PROBLEM TO WORK ON ::
Each line in the data holding "Arbor" should be listed.

INFORMATION SUPPLIED ::
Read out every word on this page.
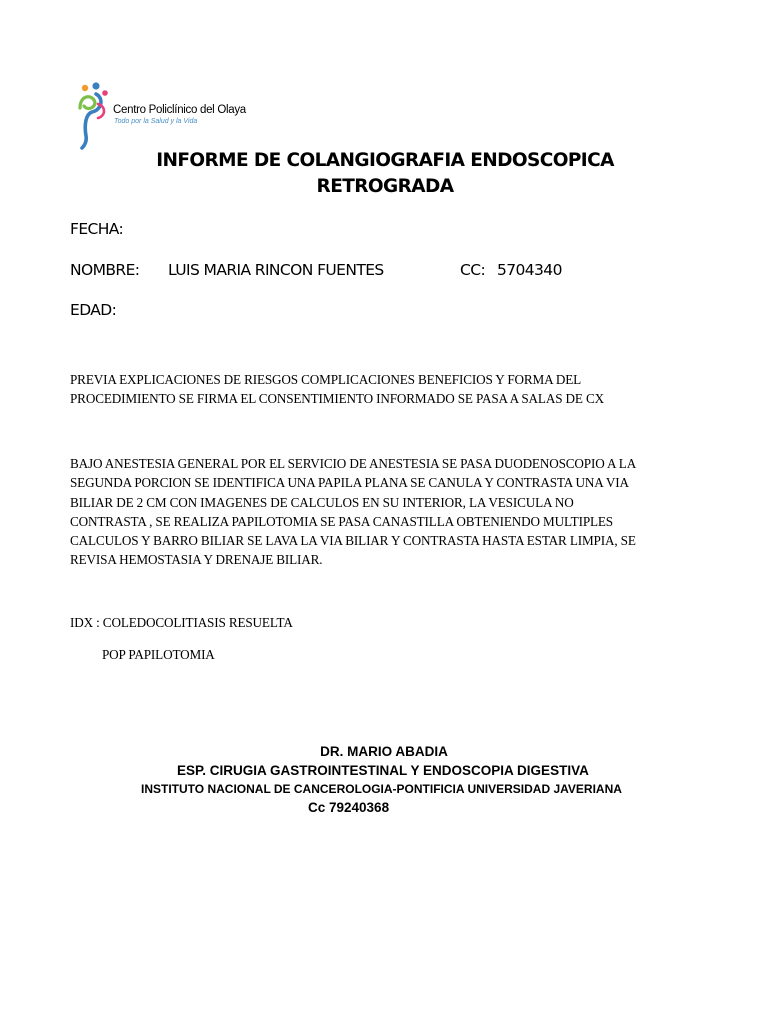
Centro Policlínico del Olaya
Todo por la Salud y la Vida
INFORME DE COLANGIOGRAFIA ENDOSCOPICA
RETROGRADA
FECHA:
NOMBRE: LUIS MARIA RINCON FUENTES	CC: 5704340
EDAD:
PREVIA EXPLICACIONES DE RIESGOS COMPLICACIONES BENEFICIOS Y FORMA DEL
PROCEDIMIENTO SE FIRMA EL CONSENTIMIENTO INFORMADO SE PASA A SALAS DE CX
BAJO ANESTESIA GENERAL POR EL SERVICIO DE ANESTESIA SE PASA DUODENOSCOPIO A LA
SEGUNDA PORCION SE IDENTIFICA UNA PAPILA PLANA SE CANULA Y CONTRASTA UNA VIA
BILIAR DE 2 CM CON IMAGENES DE CALCULOS EN SU INTERIOR, LA VESICULA NO
CONTRASTA , SE REALIZA PAPILOTOMIA SE PASA CANASTILLA OBTENIENDO MULTIPLES
CALCULOS Y BARRO BILIAR SE LAVA LA VIA BILIAR Y CONTRASTA HASTA ESTAR LIMPIA, SE
REVISA HEMOSTASIA Y DRENAJE BILIAR.
IDX : COLEDOCOLITIASIS RESUELTA
POP PAPILOTOMIA
DR. MARIO ABADIA
ESP. CIRUGIA GASTROINTESTINAL Y ENDOSCOPIA DIGESTIVA
INSTITUTO NACIONAL DE CANCEROLOGIA-PONTIFICIA UNIVERSIDAD JAVERIANA
Cc 79240368
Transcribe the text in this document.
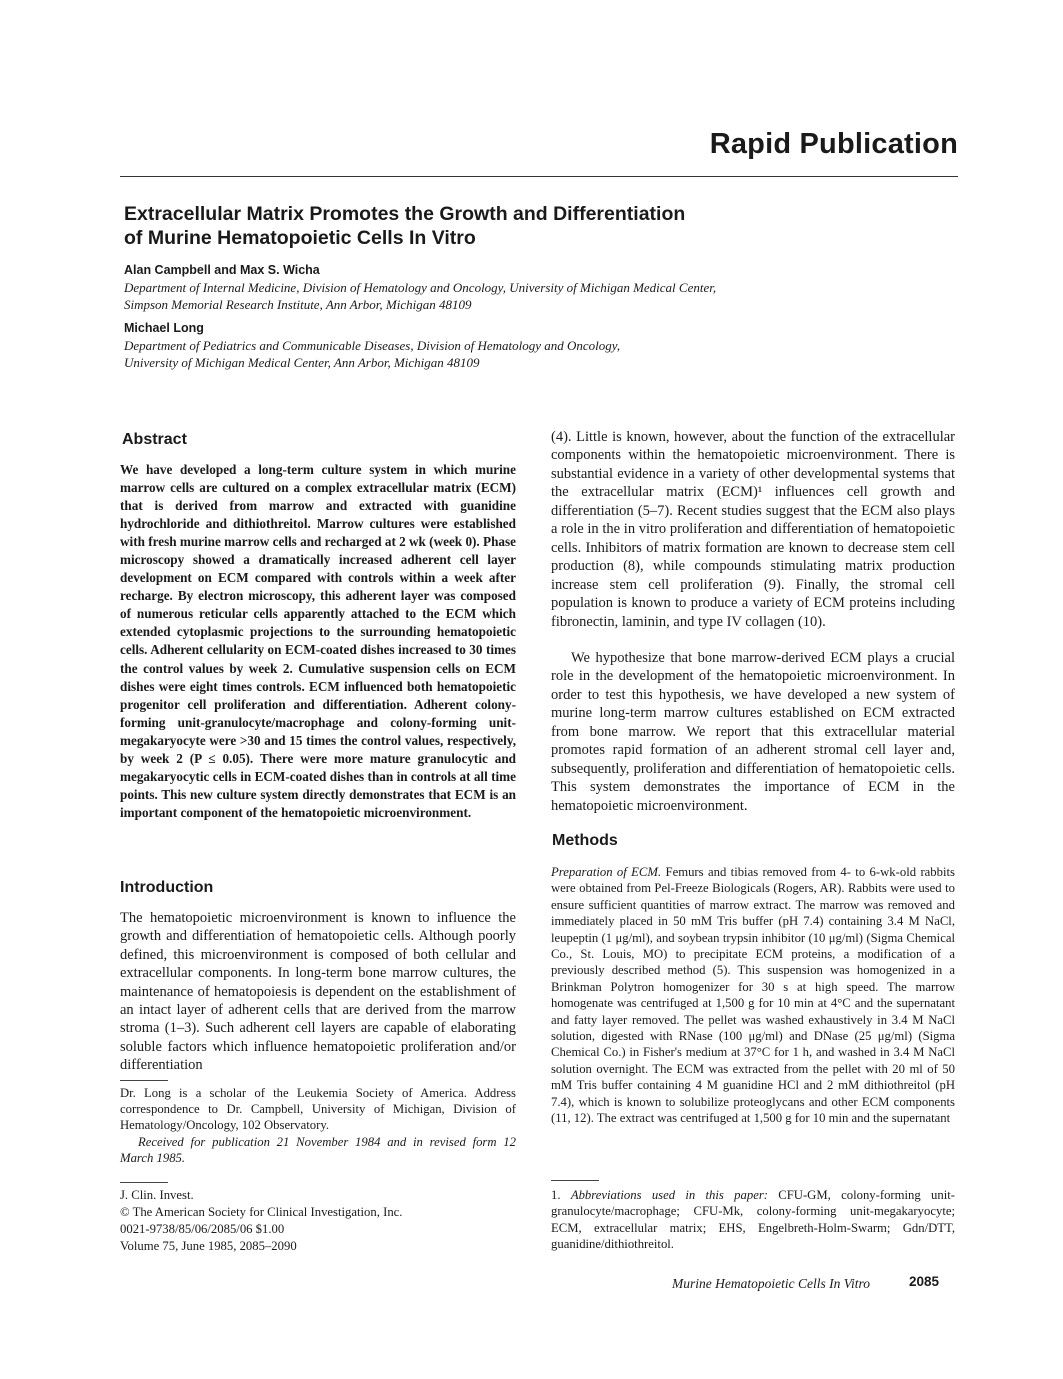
Rapid Publication
Extracellular Matrix Promotes the Growth and Differentiation
of Murine Hematopoietic Cells In Vitro
Alan Campbell and Max S. Wicha
Department of Internal Medicine, Division of Hematology and Oncology, University of Michigan Medical Center,
Simpson Memorial Research Institute, Ann Arbor, Michigan 48109
Michael Long
Department of Pediatrics and Communicable Diseases, Division of Hematology and Oncology,
University of Michigan Medical Center, Ann Arbor, Michigan 48109
Abstract
We have developed a long-term culture system in which murine marrow cells are cultured on a complex extracellular matrix (ECM) that is derived from marrow and extracted with guanidine hydrochloride and dithiothreitol. Marrow cultures were established with fresh murine marrow cells and recharged at 2 wk (week 0). Phase microscopy showed a dramatically increased adherent cell layer development on ECM compared with controls within a week after recharge. By electron microscopy, this adherent layer was composed of numerous reticular cells apparently attached to the ECM which extended cytoplasmic projections to the surrounding hematopoietic cells. Adherent cellularity on ECM-coated dishes increased to 30 times the control values by week 2. Cumulative suspension cells on ECM dishes were eight times controls. ECM influenced both hematopoietic progenitor cell proliferation and differentiation. Adherent colony-forming unit-granulocyte/macrophage and colony-forming unit-megakaryocyte were >30 and 15 times the control values, respectively, by week 2 (P ≤ 0.05). There were more mature granulocytic and megakaryocytic cells in ECM-coated dishes than in controls at all time points. This new culture system directly demonstrates that ECM is an important component of the hematopoietic microenvironment.
Introduction
The hematopoietic microenvironment is known to influence the growth and differentiation of hematopoietic cells. Although poorly defined, this microenvironment is composed of both cellular and extracellular components. In long-term bone marrow cultures, the maintenance of hematopoiesis is dependent on the establishment of an intact layer of adherent cells that are derived from the marrow stroma (1–3). Such adherent cell layers are capable of elaborating soluble factors which influence hematopoietic proliferation and/or differentiation
Dr. Long is a scholar of the Leukemia Society of America. Address correspondence to Dr. Campbell, University of Michigan, Division of Hematology/Oncology, 102 Observatory.
Received for publication 21 November 1984 and in revised form 12 March 1985.
J. Clin. Invest.
© The American Society for Clinical Investigation, Inc.
0021-9738/85/06/2085/06 $1.00
Volume 75, June 1985, 2085–2090
(4). Little is known, however, about the function of the extracellular components within the hematopoietic microenvironment. There is substantial evidence in a variety of other developmental systems that the extracellular matrix (ECM)¹ influences cell growth and differentiation (5–7). Recent studies suggest that the ECM also plays a role in the in vitro proliferation and differentiation of hematopoietic cells. Inhibitors of matrix formation are known to decrease stem cell production (8), while compounds stimulating matrix production increase stem cell proliferation (9). Finally, the stromal cell population is known to produce a variety of ECM proteins including fibronectin, laminin, and type IV collagen (10).
We hypothesize that bone marrow-derived ECM plays a crucial role in the development of the hematopoietic microenvironment. In order to test this hypothesis, we have developed a new system of murine long-term marrow cultures established on ECM extracted from bone marrow. We report that this extracellular material promotes rapid formation of an adherent stromal cell layer and, subsequently, proliferation and differentiation of hematopoietic cells. This system demonstrates the importance of ECM in the hematopoietic microenvironment.
Methods
Preparation of ECM. Femurs and tibias removed from 4- to 6-wk-old rabbits were obtained from Pel-Freeze Biologicals (Rogers, AR). Rabbits were used to ensure sufficient quantities of marrow extract. The marrow was removed and immediately placed in 50 mM Tris buffer (pH 7.4) containing 3.4 M NaCl, leupeptin (1 μg/ml), and soybean trypsin inhibitor (10 μg/ml) (Sigma Chemical Co., St. Louis, MO) to precipitate ECM proteins, a modification of a previously described method (5). This suspension was homogenized in a Brinkman Polytron homogenizer for 30 s at high speed. The marrow homogenate was centrifuged at 1,500 g for 10 min at 4°C and the supernatant and fatty layer removed. The pellet was washed exhaustively in 3.4 M NaCl solution, digested with RNase (100 μg/ml) and DNase (25 μg/ml) (Sigma Chemical Co.) in Fisher's medium at 37°C for 1 h, and washed in 3.4 M NaCl solution overnight. The ECM was extracted from the pellet with 20 ml of 50 mM Tris buffer containing 4 M guanidine HCl and 2 mM dithiothreitol (pH 7.4), which is known to solubilize proteoglycans and other ECM components (11, 12). The extract was centrifuged at 1,500 g for 10 min and the supernatant
1. Abbreviations used in this paper: CFU-GM, colony-forming unit-granulocyte/macrophage; CFU-Mk, colony-forming unit-megakaryocyte; ECM, extracellular matrix; EHS, Engelbreth-Holm-Swarm; Gdn/DTT, guanidine/dithiothreitol.
Murine Hematopoietic Cells In Vitro	2085
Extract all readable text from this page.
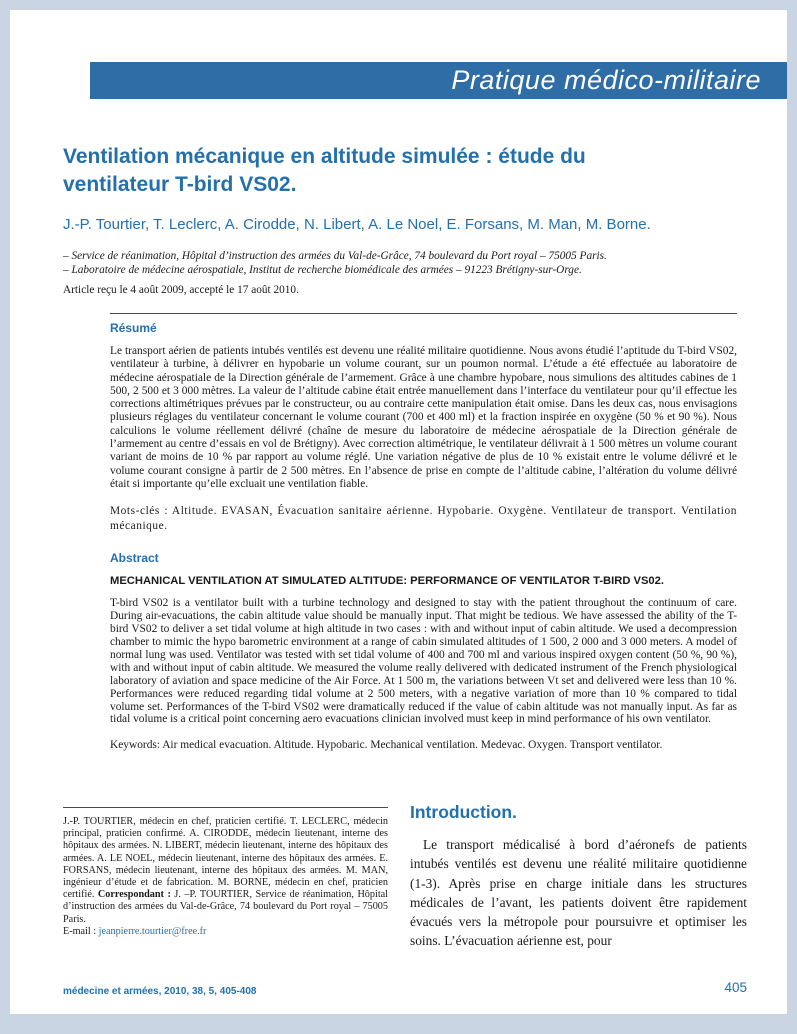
Pratique médico-militaire
Ventilation mécanique en altitude simulée : étude du ventilateur T-bird VS02.
J.-P. Tourtier, T. Leclerc, A. Cirodde, N. Libert, A. Le Noel, E. Forsans, M. Man, M. Borne.
– Service de réanimation, Hôpital d’instruction des armées du Val-de-Grâce, 74 boulevard du Port royal – 75005 Paris.
– Laboratoire de médecine aérospatiale, Institut de recherche biomédicale des armées – 91223 Brétigny-sur-Orge.
Article reçu le 4 août 2009, accepté le 17 août 2010.
Résumé
Le transport aérien de patients intubés ventilés est devenu une réalité militaire quotidienne. Nous avons étudié l’aptitude du T-bird VS02, ventilateur à turbine, à délivrer en hypobarie un volume courant, sur un poumon normal. L’étude a été effectuée au laboratoire de médecine aérospatiale de la Direction générale de l’armement. Grâce à une chambre hypobare, nous simulions des altitudes cabines de 1 500, 2 500 et 3 000 mètres. La valeur de l’altitude cabine était entrée manuellement dans l’interface du ventilateur pour qu’il effectue les corrections altimétriques prévues par le constructeur, ou au contraire cette manipulation était omise. Dans les deux cas, nous envisagions plusieurs réglages du ventilateur concernant le volume courant (700 et 400 ml) et la fraction inspirée en oxygène (50 % et 90 %). Nous calculions le volume réellement délivré (chaîne de mesure du laboratoire de médecine aérospatiale de la Direction générale de l’armement au centre d’essais en vol de Brétigny). Avec correction altimétrique, le ventilateur délivrait à 1 500 mètres un volume courant variant de moins de 10 % par rapport au volume réglé. Une variation négative de plus de 10 % existait entre le volume délivré et le volume courant consigne à partir de 2 500 mètres. En l’absence de prise en compte de l’altitude cabine, l’altération du volume délivré était si importante qu’elle excluait une ventilation fiable.
Mots-clés : Altitude. EVASAN, Évacuation sanitaire aérienne. Hypobarie. Oxygène. Ventilateur de transport. Ventilation mécanique.
Abstract
MECHANICAL VENTILATION AT SIMULATED ALTITUDE: PERFORMANCE OF VENTILATOR T-BIRD VS02.
T-bird VS02 is a ventilator built with a turbine technology and designed to stay with the patient throughout the continuum of care. During air-evacuations, the cabin altitude value should be manually input. That might be tedious. We have assessed the ability of the T-bird VS02 to deliver a set tidal volume at high altitude in two cases : with and without input of cabin altitude. We used a decompression chamber to mimic the hypo barometric environment at a range of cabin simulated altitudes of 1 500, 2 000 and 3 000 meters. A model of normal lung was used. Ventilator was tested with set tidal volume of 400 and 700 ml and various inspired oxygen content (50 %, 90 %), with and without input of cabin altitude. We measured the volume really delivered with dedicated instrument of the French physiological laboratory of aviation and space medicine of the Air Force. At 1 500 m, the variations between Vt set and delivered were less than 10 %. Performances were reduced regarding tidal volume at 2 500 meters, with a negative variation of more than 10 % compared to tidal volume set. Performances of the T-bird VS02 were dramatically reduced if the value of cabin altitude was not manually input. As far as tidal volume is a critical point concerning aero evacuations clinician involved must keep in mind performance of his own ventilator.
Keywords: Air medical evacuation. Altitude. Hypobaric. Mechanical ventilation. Medevac. Oxygen. Transport ventilator.
J.-P. TOURTIER, médecin en chef, praticien certifié. T. LECLERC, médecin principal, praticien confirmé. A. CIRODDE, médecin lieutenant, interne des hôpitaux des armées. N. LIBERT, médecin lieutenant, interne des hôpitaux des armées. A. LE NOEL, médecin lieutenant, interne des hôpitaux des armées. E. FORSANS, médecin lieutenant, interne des hôpitaux des armées. M. MAN, ingénieur d’étude et de fabrication. M. BORNE, médecin en chef, praticien certifié. Correspondant : J. –P. TOURTIER, Service de réanimation, Hôpital d’instruction des armées du Val-de-Grâce, 74 boulevard du Port royal – 75005 Paris.
E-mail : jeanpierre.tourtier@free.fr
Introduction.
Le transport médicalisé à bord d’aéronefs de patients intubés ventilés est devenu une réalité militaire quotidienne (1-3). Après prise en charge initiale dans les structures médicales de l’avant, les patients doivent être rapidement évacués vers la métropole pour poursuivre et optimiser les soins. L’évacuation aérienne est, pour
médecine et armées, 2010, 38, 5, 405-408	405
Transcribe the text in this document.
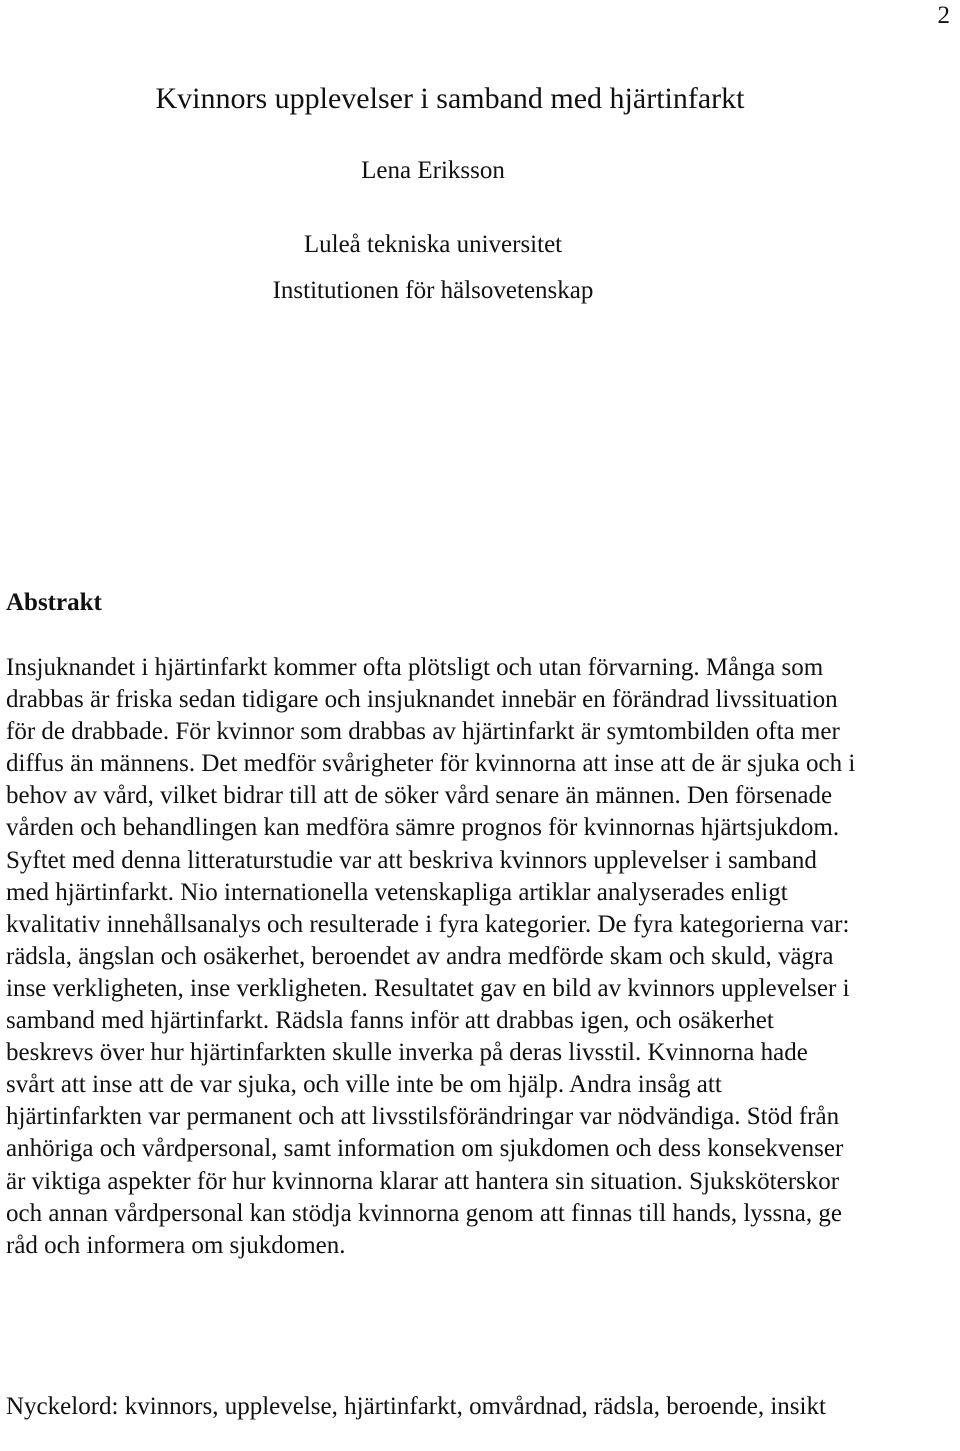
2
Kvinnors upplevelser i samband med hjärtinfarkt
Lena Eriksson
Luleå tekniska universitet
Institutionen för hälsovetenskap
Abstrakt

Insjuknandet i hjärtinfarkt kommer ofta plötsligt och utan förvarning. Många som drabbas är friska sedan tidigare och insjuknandet innebär en förändrad livssituation för de drabbade. För kvinnor som drabbas av hjärtinfarkt är symtombilden ofta mer diffus än männens. Det medför svårigheter för kvinnorna att inse att de är sjuka och i behov av vård, vilket bidrar till att de söker vård senare än männen. Den försenade vården och behandlingen kan medföra sämre prognos för kvinnornas hjärtsjukdom. Syftet med denna litteraturstudie var att beskriva kvinnors upplevelser i samband med hjärtinfarkt. Nio internationella vetenskapliga artiklar analyserades enligt kvalitativ innehållsanalys och resulterade i fyra kategorier. De fyra kategorierna var: rädsla, ängslan och osäkerhet, beroendet av andra medförde skam och skuld, vägra inse verkligheten, inse verkligheten. Resultatet gav en bild av kvinnors upplevelser i samband med hjärtinfarkt. Rädsla fanns inför att drabbas igen, och osäkerhet beskrevs över hur hjärtinfarkten skulle inverka på deras livsstil. Kvinnorna hade svårt att inse att de var sjuka, och ville inte be om hjälp. Andra insåg att hjärtinfarkten var permanent och att livsstilsförändringar var nödvändiga. Stöd från anhöriga och vårdpersonal, samt information om sjukdomen och dess konsekvenser är viktiga aspekter för hur kvinnorna klarar att hantera sin situation. Sjuksköterskor och annan vårdpersonal kan stödja kvinnorna genom att finnas till hands, lyssna, ge råd och informera om sjukdomen.

Nyckelord: kvinnors, upplevelse, hjärtinfarkt, omvårdnad, rädsla, beroende, insikt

TASK OUTPUT ::
Simpson Memorial Research Institute, Ann Arbor, Michigan 48109
University of Michigan Medical Center, Ann Arbor, Michigan 48109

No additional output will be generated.